*Given request 1*
Reproduce the passage from the cryptocurrency tax examples starting at "Example 1: Business" and ending at "2017 income tax return.".

*Provided text*
** begin **

Example 1: Business income or loss

Alice regularly buys and sells various types of cryptocurrencies. She pays close attention to the fluctuations in the value of cryptocurrencies and intends to profit from the fluctuations. Her activities are consistent with someone who is engaged in the business of day trading. In 2017, Alice sold $240,000 worth of various cryptocurrencies, which she originally purchased for $200,000. Her net profit is $40,000. Since Alice is actively trading in cryptocurrency, which is a commercial activity, she has to report business income of $40,000 on her 2017 income tax return.

Example 2: Capital gain or loss

Tim found a deal on a living room set at an online vendor that accepts Bitcoin. Tim acquired $3,500 worth of Bitcoin to buy the furniture with. By the time he bought the furniture and converted his remaining Bitcoin back into dollars, the value of Tim’s Bitcoin had increased by $500. The gain realized by Tim was on account of capital, so Tim has to report a $500 capital gain on his income tax return. However, only 50% of that capital gain is taxable.

Example 3: Trading one type of cryptocurrency for another

On July 30, 2018, Francis bought 100 units of Ethereum, which had a value of $20,600. For this purchase, Francis used 2.5061 Bitcoins, which were trading at $8,220 per unit on that day, or the equivalent of $20,600. We consider that Francis disposed of those Bitcoins. Francis originally bought those Bitcoins for $15,000 and exchanged them for 100 units of Ethereum at a value of $20,600, resulting in a capital gain. It is calculated as follows:

$20,600 [fair market value of 2.5061 Bitcoins at the time of transaction]

- $15,000 [adjusted cost base of 2.5061 Bitcoins, their original purchase price]

$5,600 capital gain

$5,600 capital gain taxed at 50% = $2,800 taxable capital gain

If, on the other hand, the original purchase price of the 2.5061 Bitcoins had originally been $25,000, but at the time that Francis exchanged them for 100 units of Ethereum they were worth only $20,600, he would have a capital loss. It is calculated as follows:

$20,600 [fair market value of 2.5061 Bitcoins at the time of transaction]

- $25,000 [adjusted cost base of 2.5061 Bitcoins, their original purchase price]

$4,400 capital loss

$4,400 capital loss × 50% = $2,200 allowable capital loss

This example assumes that the cryptocurrency in question was held as an investment on account of capital; however, if this transaction occurred in the course of conducting a business, the entire amount of $5,600 would need to be reported as income in the first transaction and the entire $4,400 would be reported as a loss in the second transaction.

** end **

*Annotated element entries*
** begin **

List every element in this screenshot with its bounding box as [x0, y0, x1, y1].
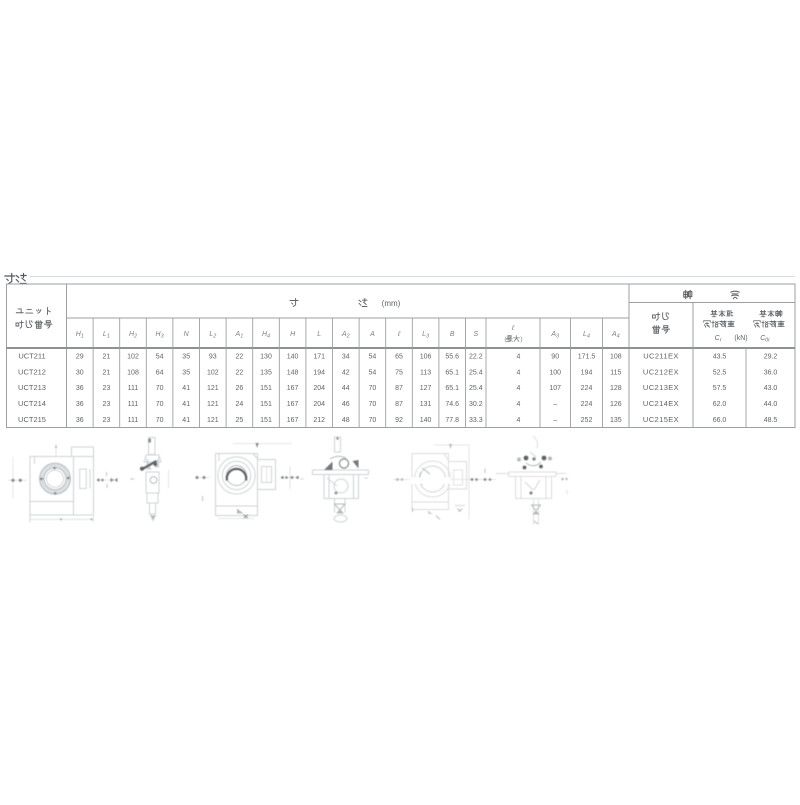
- svg-text:115: 115: [610, 369, 621, 376]
- svg-text:(mm): (mm): [382, 299, 401, 308]
- svg-text:–: –: [553, 401, 557, 408]
- svg-text:43.5: 43.5: [713, 353, 727, 360]
- svg-text:41: 41: [182, 417, 190, 424]
- svg-text:54: 54: [156, 353, 164, 360]
- svg-text:4: 4: [517, 369, 521, 376]
- svg-text:113: 113: [420, 369, 431, 376]
- svg-text:65.1: 65.1: [445, 369, 459, 376]
- svg-text:128: 128: [610, 385, 622, 392]
- svg-text:224: 224: [581, 385, 593, 392]
- svg-text:UC212EX: UC212EX: [643, 367, 679, 376]
- svg-text:108: 108: [610, 353, 622, 360]
- svg-text:41: 41: [182, 385, 190, 392]
- svg-text:171.5: 171.5: [578, 353, 596, 360]
- svg-text:252: 252: [581, 417, 593, 424]
- svg-text:171: 171: [313, 353, 325, 360]
- svg-text:130: 130: [260, 353, 272, 360]
- svg-text:34: 34: [342, 353, 350, 360]
- svg-text:70: 70: [369, 417, 377, 424]
- svg-text:46: 46: [342, 401, 350, 408]
- svg-text:UC211EX: UC211EX: [643, 351, 679, 360]
- svg-text:25.4: 25.4: [469, 385, 483, 392]
- svg-text:4: 4: [517, 417, 521, 424]
- svg-text:36: 36: [76, 401, 84, 408]
- svg-text:–: –: [553, 417, 557, 424]
- svg-text:151: 151: [260, 401, 272, 408]
- svg-text:23: 23: [103, 417, 111, 424]
- svg-text:S: S: [473, 331, 478, 338]
- svg-text:87: 87: [395, 401, 403, 408]
- svg-text:151: 151: [260, 417, 272, 424]
- svg-text:36.0: 36.0: [764, 369, 778, 376]
- svg-text:224: 224: [581, 401, 593, 408]
- svg-text:121: 121: [207, 417, 219, 424]
- svg-text:30.2: 30.2: [469, 401, 483, 408]
- svg-text:23: 23: [103, 401, 111, 408]
- svg-text:35: 35: [182, 353, 190, 360]
- svg-text:UCT211: UCT211: [18, 351, 45, 360]
- svg-text:108: 108: [127, 369, 139, 376]
- svg-text:92: 92: [395, 417, 403, 424]
- svg-text:106: 106: [420, 353, 432, 360]
- svg-text:121: 121: [207, 401, 219, 408]
- svg-text:194: 194: [313, 369, 325, 376]
- svg-text:36: 36: [76, 417, 84, 424]
- svg-text:74.6: 74.6: [445, 401, 459, 408]
- svg-text:): ): [520, 336, 522, 343]
- svg-text:148: 148: [287, 369, 299, 376]
- svg-text:B: B: [450, 331, 455, 338]
- svg-text:111: 111: [128, 385, 139, 392]
- svg-text:22: 22: [236, 369, 244, 376]
- svg-text:75: 75: [395, 369, 403, 376]
- svg-text:102: 102: [127, 353, 139, 360]
- svg-text:111: 111: [128, 401, 139, 408]
- svg-text:UCT212: UCT212: [18, 367, 46, 376]
- svg-text:70: 70: [369, 401, 377, 408]
- svg-text:UC213EX: UC213EX: [643, 383, 679, 392]
- svg-text:4: 4: [517, 401, 521, 408]
- svg-text:44.0: 44.0: [764, 401, 778, 408]
- svg-text:48: 48: [342, 417, 350, 424]
- svg-text:UCT215: UCT215: [18, 415, 46, 424]
- svg-text:42: 42: [342, 369, 350, 376]
- svg-text:65.1: 65.1: [445, 385, 459, 392]
- svg-text:UC214EX: UC214EX: [643, 399, 679, 408]
- svg-text:UC215EX: UC215EX: [643, 415, 679, 424]
- svg-text:25.4: 25.4: [469, 369, 483, 376]
- svg-text:87: 87: [395, 385, 403, 392]
- svg-text:29: 29: [76, 353, 84, 360]
- svg-text:24: 24: [236, 401, 244, 408]
- svg-text:48.5: 48.5: [764, 417, 778, 424]
- svg-text:107: 107: [549, 385, 561, 392]
- svg-text:135: 135: [610, 417, 622, 424]
- svg-text:65: 65: [395, 353, 403, 360]
- svg-text:204: 204: [313, 385, 325, 392]
- svg-text:111: 111: [128, 417, 139, 424]
- svg-text:70: 70: [369, 385, 377, 392]
- svg-text:121: 121: [207, 385, 219, 392]
- svg-text:30: 30: [76, 369, 84, 376]
- svg-text:(kN): (kN): [734, 335, 747, 342]
- svg-text:126: 126: [610, 401, 622, 408]
- svg-text:L: L: [317, 331, 321, 338]
- svg-text:140: 140: [420, 417, 432, 424]
- svg-text:36: 36: [76, 385, 84, 392]
- svg-text:131: 131: [420, 401, 432, 408]
- svg-text:64: 64: [156, 369, 164, 376]
- svg-text:100: 100: [549, 369, 561, 376]
- svg-text:UCT213: UCT213: [18, 383, 46, 392]
- svg-text:93: 93: [209, 353, 217, 360]
- svg-text:77.8: 77.8: [445, 417, 459, 424]
- svg-text:33.3: 33.3: [469, 417, 483, 424]
- svg-text:57.5: 57.5: [713, 385, 727, 392]
- svg-text:167: 167: [287, 385, 299, 392]
- svg-text:41: 41: [182, 401, 190, 408]
- svg-text:26: 26: [236, 385, 244, 392]
- svg-text:52.5: 52.5: [713, 369, 727, 376]
- svg-text:167: 167: [287, 401, 299, 408]
- svg-text:29.2: 29.2: [764, 353, 778, 360]
- svg-text:54: 54: [369, 353, 377, 360]
- svg-text:25: 25: [236, 417, 244, 424]
- svg-text:194: 194: [581, 369, 593, 376]
- svg-text:62.0: 62.0: [713, 401, 727, 408]
- svg-text:35: 35: [182, 369, 190, 376]
- svg-text:UCT214: UCT214: [18, 399, 46, 408]
- svg-text:204: 204: [313, 401, 325, 408]
- svg-text:167: 167: [287, 417, 299, 424]
- svg-text:22.2: 22.2: [469, 353, 483, 360]
- svg-text:A: A: [369, 331, 375, 338]
- svg-text:70: 70: [156, 385, 164, 392]
- svg-text:135: 135: [260, 369, 272, 376]
- svg-text:21: 21: [103, 353, 111, 360]
- svg-text:55.6: 55.6: [445, 353, 459, 360]
- svg-text:4: 4: [517, 353, 521, 360]
- svg-text:70: 70: [156, 417, 164, 424]
- svg-text:102: 102: [207, 369, 219, 376]
- svg-text:70: 70: [156, 401, 164, 408]
- svg-text:22: 22: [236, 353, 244, 360]
- svg-text:66.0: 66.0: [713, 417, 727, 424]
- svg-text:212: 212: [313, 417, 325, 424]
- svg-text:43.0: 43.0: [764, 385, 778, 392]
- svg-text:44: 44: [342, 385, 350, 392]
- svg-text:90: 90: [551, 353, 559, 360]
- svg-text:54: 54: [369, 369, 377, 376]
- svg-text:4: 4: [517, 385, 521, 392]
- svg-text:21: 21: [103, 369, 111, 376]
- svg-text:151: 151: [260, 385, 272, 392]
- svg-text:23: 23: [103, 385, 111, 392]
- svg-text:140: 140: [287, 353, 299, 360]
- svg-text:127: 127: [420, 385, 432, 392]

** end **

*Given request 2*
Rewrite the entry lines starting at the line containing "- svg-text:115: 115: [610, 369, 621, 376]" and ending at the line containing "- svg-text:171.5: 171.5: [578, 353, 596, 360]", putting "text-label" in place of "svg-text" and leaving everything else unchanged. Return only those lines.

*Exercise response 1*
Example 1: Business income or loss

Alice regularly buys and sells various types of cryptocurrencies. She pays close attention to the fluctuations in the value of cryptocurrencies and intends to profit from the fluctuations. Her activities are consistent with someone who is engaged in the business of day trading. In 2017, Alice sold $240,000 worth of various cryptocurrencies, which she originally purchased for $200,000. Her net profit is $40,000. Since Alice is actively trading in cryptocurrency, which is a commercial activity, she has to report business income of $40,000 on her 2017 income tax return.

*Exercise response 2*
- text-label:115: 115: [610, 369, 621, 376]
- text-label:(mm): (mm): [382, 299, 401, 308]
- text-label:–: –: [553, 401, 557, 408]
- text-label:43.5: 43.5: [713, 353, 727, 360]
- text-label:41: 41: [182, 417, 190, 424]
- text-label:54: 54: [156, 353, 164, 360]
- text-label:4: 4: [517, 369, 521, 376]
- text-label:113: 113: [420, 369, 431, 376]
- text-label:65.1: 65.1: [445, 369, 459, 376]
- text-label:128: 128: [610, 385, 622, 392]
- text-label:224: 224: [581, 385, 593, 392]
- text-label:UC212EX: UC212EX: [643, 367, 679, 376]
- text-label:108: 108: [610, 353, 622, 360]
- text-label:41: 41: [182, 385, 190, 392]
- text-label:171.5: 171.5: [578, 353, 596, 360]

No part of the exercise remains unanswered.